REQUIRED TASK
Reply with one number: the count of lines in the listing that contain the string "name".

++++++++

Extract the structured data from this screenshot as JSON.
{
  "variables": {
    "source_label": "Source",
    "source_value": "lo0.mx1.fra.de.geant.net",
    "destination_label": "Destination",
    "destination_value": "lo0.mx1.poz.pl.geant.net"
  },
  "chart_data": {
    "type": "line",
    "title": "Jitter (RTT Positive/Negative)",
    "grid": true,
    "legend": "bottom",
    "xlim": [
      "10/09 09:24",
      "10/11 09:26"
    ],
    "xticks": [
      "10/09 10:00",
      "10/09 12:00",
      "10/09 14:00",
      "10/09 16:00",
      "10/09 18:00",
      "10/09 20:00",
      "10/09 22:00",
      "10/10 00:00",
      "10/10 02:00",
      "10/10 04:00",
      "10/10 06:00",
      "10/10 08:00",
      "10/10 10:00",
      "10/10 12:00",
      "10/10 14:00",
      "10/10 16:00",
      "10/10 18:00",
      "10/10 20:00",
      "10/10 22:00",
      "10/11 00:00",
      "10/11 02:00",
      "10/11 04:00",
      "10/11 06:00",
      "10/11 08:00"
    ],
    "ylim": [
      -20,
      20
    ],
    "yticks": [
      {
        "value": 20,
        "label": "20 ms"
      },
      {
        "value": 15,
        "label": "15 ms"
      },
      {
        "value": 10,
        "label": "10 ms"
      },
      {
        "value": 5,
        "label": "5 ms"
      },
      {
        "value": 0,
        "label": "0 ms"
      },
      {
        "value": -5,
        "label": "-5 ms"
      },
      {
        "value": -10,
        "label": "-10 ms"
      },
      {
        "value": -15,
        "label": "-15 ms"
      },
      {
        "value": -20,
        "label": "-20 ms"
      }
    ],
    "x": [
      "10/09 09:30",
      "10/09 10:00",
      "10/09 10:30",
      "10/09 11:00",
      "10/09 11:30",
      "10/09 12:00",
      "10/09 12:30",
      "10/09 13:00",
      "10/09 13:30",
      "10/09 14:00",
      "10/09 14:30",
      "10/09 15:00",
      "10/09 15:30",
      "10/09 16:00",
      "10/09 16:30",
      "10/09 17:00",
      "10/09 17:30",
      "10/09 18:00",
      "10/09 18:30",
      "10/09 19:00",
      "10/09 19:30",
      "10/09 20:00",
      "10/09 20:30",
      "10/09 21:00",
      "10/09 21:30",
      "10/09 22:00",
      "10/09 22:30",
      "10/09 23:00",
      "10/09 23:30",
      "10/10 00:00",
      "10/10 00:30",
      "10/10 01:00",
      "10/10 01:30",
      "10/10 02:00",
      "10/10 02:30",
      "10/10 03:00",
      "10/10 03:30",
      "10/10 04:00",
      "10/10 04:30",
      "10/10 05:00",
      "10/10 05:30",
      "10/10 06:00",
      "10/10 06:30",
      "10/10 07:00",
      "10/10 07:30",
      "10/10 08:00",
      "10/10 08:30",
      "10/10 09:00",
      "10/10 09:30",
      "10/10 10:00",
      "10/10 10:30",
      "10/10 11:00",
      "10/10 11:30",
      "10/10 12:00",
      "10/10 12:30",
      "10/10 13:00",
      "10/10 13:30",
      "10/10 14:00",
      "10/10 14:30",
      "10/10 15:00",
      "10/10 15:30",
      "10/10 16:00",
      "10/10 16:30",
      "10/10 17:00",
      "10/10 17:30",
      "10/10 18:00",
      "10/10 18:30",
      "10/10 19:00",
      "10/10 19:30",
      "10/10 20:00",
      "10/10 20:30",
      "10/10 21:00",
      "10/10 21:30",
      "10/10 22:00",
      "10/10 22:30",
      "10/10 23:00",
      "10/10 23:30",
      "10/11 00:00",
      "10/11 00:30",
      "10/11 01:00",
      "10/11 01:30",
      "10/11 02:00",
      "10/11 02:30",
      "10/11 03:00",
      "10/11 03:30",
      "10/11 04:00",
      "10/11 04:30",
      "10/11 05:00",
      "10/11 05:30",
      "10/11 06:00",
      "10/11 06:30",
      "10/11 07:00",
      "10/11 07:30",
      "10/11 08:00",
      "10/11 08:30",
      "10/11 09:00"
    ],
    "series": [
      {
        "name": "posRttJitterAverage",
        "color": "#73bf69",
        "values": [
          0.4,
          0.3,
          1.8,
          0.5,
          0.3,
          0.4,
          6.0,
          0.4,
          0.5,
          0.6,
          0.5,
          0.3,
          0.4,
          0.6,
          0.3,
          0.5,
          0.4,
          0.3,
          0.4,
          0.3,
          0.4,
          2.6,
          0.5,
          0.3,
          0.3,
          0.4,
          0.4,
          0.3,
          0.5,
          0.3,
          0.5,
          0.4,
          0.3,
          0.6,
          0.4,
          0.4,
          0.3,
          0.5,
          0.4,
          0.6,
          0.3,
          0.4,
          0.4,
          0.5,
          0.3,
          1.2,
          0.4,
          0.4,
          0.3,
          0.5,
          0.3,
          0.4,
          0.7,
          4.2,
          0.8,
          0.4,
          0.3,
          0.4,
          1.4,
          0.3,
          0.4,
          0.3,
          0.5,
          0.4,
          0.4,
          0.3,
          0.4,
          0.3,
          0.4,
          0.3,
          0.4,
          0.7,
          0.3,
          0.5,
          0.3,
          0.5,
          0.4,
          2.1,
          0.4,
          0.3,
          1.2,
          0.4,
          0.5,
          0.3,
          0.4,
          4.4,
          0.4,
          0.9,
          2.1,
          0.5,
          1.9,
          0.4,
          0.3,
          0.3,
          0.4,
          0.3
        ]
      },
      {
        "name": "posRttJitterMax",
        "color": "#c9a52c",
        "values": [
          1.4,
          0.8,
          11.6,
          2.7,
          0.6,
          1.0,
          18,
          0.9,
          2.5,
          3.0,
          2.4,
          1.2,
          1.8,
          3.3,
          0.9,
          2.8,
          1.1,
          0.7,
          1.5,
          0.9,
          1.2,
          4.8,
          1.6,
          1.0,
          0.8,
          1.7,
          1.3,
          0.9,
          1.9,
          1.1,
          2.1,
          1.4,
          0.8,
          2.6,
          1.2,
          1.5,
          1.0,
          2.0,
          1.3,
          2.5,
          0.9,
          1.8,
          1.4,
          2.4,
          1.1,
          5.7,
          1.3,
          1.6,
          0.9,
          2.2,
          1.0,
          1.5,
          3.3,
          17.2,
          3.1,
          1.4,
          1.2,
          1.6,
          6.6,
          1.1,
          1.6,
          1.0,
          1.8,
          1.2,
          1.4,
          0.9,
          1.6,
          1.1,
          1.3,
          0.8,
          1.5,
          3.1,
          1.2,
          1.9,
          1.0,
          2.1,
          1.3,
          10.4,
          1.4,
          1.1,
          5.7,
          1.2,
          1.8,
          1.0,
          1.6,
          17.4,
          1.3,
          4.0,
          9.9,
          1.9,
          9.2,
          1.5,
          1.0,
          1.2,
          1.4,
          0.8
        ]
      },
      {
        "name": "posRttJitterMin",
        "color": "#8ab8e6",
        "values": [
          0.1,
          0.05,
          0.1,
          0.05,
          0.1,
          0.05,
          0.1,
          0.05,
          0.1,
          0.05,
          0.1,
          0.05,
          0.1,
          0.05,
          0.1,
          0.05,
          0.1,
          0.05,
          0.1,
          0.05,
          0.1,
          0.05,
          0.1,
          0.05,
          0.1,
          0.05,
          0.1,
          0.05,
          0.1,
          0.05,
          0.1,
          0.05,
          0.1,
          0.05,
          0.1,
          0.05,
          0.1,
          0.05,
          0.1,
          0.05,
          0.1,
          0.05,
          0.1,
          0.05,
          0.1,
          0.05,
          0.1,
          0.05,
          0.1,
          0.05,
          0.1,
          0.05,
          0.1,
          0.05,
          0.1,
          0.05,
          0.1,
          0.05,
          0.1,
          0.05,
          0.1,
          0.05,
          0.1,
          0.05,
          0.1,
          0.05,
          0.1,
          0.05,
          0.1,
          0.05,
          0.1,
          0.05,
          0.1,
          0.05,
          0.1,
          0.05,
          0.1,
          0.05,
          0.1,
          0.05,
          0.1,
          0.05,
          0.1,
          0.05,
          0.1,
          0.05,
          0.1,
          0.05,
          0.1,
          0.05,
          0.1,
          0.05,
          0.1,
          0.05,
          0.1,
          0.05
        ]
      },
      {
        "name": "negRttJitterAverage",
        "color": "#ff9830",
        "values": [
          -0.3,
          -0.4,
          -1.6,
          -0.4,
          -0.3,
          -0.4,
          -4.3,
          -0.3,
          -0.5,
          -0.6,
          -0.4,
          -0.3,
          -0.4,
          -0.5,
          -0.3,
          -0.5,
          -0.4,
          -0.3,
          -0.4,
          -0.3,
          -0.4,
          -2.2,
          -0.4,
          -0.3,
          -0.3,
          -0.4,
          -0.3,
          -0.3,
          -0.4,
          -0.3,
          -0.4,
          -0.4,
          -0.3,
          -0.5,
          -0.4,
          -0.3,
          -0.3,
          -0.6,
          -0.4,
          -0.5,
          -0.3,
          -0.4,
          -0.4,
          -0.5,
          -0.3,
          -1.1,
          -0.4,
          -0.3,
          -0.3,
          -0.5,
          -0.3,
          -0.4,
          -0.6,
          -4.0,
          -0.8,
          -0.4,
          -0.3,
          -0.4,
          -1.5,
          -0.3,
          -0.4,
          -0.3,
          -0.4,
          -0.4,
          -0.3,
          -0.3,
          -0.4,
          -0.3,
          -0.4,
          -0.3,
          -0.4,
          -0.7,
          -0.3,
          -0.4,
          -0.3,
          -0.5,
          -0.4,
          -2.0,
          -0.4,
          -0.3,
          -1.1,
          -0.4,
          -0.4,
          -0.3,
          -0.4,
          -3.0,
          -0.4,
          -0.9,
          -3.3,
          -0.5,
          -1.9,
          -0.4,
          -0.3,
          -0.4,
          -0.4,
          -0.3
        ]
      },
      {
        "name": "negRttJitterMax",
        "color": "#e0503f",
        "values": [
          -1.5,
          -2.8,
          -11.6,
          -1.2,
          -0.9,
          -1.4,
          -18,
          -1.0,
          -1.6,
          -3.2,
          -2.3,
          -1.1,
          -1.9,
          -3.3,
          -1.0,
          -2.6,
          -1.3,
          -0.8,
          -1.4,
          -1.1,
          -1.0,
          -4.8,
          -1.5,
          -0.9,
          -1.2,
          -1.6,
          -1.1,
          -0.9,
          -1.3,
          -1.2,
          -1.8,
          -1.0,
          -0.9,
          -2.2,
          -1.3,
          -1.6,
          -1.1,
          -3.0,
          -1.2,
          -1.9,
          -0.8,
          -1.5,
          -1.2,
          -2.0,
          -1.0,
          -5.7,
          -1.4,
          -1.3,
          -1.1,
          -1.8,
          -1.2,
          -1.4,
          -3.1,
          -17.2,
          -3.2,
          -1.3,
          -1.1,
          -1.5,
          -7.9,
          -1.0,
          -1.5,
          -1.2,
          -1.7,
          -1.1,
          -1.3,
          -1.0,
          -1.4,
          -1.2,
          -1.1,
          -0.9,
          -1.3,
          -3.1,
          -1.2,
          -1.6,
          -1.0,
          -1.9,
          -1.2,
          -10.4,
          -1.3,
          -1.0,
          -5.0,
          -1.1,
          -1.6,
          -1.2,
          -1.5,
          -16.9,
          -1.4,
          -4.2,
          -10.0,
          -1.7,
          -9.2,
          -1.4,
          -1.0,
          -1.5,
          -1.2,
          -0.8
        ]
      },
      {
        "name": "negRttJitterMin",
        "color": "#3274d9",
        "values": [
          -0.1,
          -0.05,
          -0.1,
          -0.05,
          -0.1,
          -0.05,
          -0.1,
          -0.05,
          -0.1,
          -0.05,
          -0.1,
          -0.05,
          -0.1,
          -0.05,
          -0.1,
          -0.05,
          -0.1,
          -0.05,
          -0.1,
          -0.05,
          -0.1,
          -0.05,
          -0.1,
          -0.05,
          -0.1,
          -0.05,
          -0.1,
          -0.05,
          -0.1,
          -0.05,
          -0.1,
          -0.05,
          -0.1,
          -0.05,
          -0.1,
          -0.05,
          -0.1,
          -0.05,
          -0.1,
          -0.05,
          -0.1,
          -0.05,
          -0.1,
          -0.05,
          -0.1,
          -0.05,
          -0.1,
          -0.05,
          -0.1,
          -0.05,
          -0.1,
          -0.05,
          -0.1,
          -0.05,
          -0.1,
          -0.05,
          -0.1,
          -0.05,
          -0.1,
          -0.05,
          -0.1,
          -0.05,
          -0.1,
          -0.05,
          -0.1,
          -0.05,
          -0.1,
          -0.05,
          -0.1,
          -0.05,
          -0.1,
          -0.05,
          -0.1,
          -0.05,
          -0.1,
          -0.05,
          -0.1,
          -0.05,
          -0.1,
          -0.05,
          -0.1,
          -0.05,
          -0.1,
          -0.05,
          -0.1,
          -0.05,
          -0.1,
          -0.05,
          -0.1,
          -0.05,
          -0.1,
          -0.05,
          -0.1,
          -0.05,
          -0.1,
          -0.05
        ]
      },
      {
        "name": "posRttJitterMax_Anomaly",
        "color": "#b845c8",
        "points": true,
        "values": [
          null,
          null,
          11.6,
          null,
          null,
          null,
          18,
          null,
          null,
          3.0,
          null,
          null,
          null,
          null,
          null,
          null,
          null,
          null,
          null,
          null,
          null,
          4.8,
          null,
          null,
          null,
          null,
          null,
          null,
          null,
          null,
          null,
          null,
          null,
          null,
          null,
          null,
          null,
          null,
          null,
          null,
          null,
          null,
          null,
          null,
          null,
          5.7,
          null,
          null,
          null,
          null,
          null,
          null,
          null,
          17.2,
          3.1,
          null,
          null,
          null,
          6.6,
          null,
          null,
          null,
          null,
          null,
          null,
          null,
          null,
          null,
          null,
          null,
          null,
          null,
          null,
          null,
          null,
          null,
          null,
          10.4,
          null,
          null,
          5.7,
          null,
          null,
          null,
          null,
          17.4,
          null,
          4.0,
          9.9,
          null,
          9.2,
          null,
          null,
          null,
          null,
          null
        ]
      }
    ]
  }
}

++++++++

COMPLETED TASK
7